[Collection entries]
------------------------------

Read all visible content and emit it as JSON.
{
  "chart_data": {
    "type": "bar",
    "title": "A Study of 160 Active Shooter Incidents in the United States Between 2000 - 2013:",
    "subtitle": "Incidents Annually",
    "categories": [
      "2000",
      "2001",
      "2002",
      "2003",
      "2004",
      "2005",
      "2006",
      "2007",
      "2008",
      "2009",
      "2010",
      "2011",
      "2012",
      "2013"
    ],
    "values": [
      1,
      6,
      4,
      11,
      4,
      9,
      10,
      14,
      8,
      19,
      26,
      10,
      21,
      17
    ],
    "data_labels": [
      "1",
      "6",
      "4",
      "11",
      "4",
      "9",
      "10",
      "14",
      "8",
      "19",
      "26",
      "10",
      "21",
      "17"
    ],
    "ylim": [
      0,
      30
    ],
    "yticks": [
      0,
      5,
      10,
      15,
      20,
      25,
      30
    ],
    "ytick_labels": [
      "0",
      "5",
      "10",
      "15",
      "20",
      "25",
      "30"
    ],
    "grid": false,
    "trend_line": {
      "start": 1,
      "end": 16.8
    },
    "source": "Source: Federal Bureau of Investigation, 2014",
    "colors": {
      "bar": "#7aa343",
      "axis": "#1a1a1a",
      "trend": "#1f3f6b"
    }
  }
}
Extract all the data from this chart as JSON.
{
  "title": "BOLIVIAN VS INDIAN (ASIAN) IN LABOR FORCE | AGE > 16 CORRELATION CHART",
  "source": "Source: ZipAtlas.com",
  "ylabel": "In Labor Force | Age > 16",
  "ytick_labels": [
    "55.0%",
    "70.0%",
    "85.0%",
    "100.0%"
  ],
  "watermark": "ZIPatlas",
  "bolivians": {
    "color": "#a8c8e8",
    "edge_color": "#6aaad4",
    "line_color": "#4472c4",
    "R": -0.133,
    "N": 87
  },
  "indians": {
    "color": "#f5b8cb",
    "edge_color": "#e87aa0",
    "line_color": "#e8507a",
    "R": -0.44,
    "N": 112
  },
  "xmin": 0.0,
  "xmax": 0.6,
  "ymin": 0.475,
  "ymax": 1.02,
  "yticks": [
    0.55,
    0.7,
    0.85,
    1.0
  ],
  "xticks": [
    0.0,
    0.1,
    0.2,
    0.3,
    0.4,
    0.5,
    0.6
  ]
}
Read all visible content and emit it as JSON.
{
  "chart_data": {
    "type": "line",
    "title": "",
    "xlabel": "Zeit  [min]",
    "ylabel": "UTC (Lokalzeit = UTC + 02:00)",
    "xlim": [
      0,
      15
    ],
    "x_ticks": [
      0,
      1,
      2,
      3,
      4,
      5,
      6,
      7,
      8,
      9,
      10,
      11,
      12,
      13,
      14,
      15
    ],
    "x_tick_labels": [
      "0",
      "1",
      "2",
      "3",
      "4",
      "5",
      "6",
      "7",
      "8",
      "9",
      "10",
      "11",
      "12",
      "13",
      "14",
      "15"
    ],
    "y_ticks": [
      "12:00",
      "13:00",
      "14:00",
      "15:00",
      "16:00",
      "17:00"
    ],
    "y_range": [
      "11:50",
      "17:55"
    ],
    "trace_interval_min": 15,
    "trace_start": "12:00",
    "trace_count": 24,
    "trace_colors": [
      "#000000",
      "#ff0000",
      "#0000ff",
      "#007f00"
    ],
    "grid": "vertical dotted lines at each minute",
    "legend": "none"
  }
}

------------------------------

(EXERCISE REQUIREMENTS) Going through the data, tally the lines containing "grid" and report only the result.

(ANSWER TO THIS EXERCISE) 2